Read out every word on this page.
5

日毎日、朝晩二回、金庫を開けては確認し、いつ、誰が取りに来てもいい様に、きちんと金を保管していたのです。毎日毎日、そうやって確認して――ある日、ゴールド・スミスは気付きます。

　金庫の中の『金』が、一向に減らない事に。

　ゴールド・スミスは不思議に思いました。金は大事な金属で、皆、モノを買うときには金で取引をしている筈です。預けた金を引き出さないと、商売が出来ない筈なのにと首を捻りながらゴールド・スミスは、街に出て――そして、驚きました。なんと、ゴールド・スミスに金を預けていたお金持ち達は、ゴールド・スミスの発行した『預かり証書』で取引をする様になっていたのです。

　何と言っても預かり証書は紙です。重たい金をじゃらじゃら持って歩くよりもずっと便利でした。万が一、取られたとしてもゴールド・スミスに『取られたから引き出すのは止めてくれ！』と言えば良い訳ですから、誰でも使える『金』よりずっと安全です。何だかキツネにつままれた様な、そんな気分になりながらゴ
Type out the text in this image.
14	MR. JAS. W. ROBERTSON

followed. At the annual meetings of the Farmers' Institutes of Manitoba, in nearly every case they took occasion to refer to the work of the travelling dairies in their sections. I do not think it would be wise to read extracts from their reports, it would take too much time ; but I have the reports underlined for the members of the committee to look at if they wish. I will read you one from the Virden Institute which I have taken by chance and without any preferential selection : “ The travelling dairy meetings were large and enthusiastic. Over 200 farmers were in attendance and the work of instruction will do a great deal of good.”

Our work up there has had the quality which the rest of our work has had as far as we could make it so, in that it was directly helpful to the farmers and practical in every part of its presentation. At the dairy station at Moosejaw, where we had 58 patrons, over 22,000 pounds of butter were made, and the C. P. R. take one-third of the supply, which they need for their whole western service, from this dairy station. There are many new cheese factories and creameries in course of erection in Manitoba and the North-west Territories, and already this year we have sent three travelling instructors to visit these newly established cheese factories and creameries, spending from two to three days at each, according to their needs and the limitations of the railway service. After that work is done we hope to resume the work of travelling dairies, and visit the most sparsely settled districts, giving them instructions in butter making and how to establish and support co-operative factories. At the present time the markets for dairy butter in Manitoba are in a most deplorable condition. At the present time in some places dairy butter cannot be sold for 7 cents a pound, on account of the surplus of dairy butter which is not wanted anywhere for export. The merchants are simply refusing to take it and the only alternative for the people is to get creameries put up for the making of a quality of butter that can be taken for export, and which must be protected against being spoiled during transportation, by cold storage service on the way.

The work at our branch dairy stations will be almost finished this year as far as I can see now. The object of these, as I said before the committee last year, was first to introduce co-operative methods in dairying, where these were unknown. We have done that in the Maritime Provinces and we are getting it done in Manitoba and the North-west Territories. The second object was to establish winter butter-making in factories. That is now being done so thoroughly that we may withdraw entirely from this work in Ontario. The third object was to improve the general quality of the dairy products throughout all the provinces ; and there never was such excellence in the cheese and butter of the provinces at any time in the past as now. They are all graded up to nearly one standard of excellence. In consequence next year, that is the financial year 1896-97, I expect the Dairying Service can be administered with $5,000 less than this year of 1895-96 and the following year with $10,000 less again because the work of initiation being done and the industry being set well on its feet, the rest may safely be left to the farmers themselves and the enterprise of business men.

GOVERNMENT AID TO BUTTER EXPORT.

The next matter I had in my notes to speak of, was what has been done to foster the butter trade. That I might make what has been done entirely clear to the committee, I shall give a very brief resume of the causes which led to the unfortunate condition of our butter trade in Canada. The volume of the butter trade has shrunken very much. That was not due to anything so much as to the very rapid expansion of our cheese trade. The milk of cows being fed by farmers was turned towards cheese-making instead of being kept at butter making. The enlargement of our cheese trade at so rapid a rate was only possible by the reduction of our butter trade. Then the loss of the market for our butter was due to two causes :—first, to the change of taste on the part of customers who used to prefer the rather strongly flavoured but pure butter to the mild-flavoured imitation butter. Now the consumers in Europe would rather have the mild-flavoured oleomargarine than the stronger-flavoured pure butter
* * *
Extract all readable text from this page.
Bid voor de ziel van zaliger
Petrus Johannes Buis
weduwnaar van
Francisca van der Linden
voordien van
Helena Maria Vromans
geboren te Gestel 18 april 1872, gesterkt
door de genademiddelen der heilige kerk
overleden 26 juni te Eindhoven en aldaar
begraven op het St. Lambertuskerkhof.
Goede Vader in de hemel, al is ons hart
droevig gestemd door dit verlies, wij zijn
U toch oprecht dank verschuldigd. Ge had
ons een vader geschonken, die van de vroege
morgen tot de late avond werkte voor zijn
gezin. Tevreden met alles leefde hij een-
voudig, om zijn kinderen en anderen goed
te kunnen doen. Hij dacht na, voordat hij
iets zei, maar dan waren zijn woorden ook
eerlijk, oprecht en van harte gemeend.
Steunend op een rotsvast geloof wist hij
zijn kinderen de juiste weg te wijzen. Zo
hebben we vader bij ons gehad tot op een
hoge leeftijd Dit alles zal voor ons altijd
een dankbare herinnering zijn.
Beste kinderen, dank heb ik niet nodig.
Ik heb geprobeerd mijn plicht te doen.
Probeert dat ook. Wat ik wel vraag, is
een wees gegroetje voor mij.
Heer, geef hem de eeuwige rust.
==
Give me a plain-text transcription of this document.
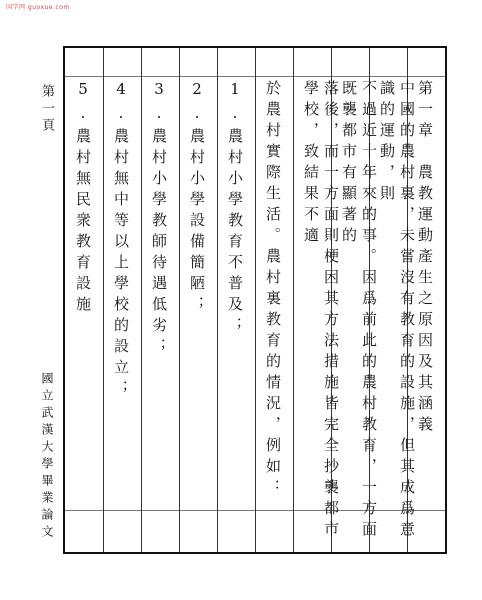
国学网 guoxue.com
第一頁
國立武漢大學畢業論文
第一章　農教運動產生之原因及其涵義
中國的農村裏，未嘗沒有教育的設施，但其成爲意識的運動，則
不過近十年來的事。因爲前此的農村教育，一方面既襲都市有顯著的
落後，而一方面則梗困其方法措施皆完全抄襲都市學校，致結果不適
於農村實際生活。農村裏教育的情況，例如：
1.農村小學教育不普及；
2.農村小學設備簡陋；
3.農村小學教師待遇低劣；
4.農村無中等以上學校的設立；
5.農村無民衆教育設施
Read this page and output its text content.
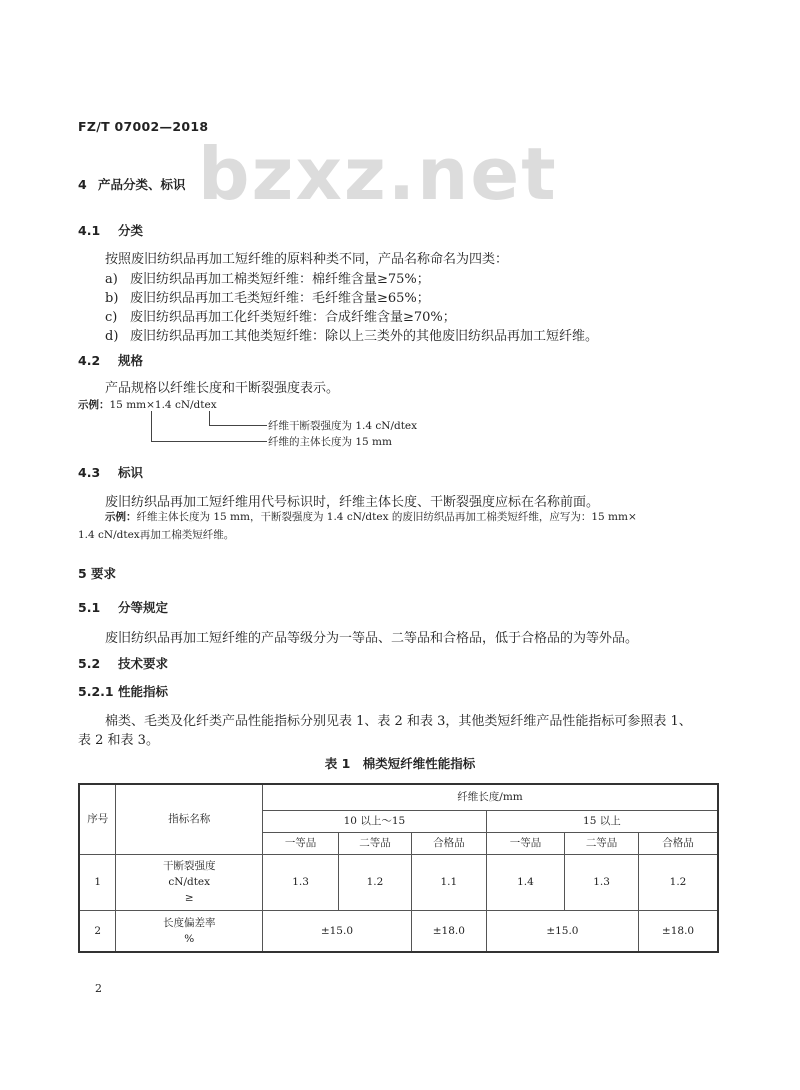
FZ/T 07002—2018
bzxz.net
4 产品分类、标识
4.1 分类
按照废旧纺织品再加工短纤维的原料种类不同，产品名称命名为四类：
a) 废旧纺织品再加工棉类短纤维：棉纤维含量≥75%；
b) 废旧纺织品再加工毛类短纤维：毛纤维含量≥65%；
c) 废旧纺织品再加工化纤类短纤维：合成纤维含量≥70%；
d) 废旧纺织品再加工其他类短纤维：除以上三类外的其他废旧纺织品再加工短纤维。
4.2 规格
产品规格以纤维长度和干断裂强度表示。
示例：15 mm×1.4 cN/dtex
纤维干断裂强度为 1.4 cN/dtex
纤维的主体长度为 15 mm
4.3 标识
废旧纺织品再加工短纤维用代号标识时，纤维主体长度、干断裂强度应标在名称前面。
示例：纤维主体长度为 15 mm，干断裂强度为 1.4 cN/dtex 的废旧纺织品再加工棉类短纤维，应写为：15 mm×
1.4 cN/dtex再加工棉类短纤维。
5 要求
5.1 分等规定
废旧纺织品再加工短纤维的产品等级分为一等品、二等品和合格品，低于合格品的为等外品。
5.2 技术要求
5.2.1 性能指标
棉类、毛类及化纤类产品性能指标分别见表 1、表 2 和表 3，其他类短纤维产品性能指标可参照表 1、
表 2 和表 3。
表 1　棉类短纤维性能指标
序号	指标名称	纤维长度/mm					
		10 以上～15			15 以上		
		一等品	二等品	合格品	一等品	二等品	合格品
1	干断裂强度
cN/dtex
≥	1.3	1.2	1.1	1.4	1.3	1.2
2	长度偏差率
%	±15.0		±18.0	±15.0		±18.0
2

What is asked: Identify each line in the records above that contains the word "page", and copy it out in full.

Solution for this task:
Read out every word on this page.
Extract all readable text from this page.
Read this page and output its text content.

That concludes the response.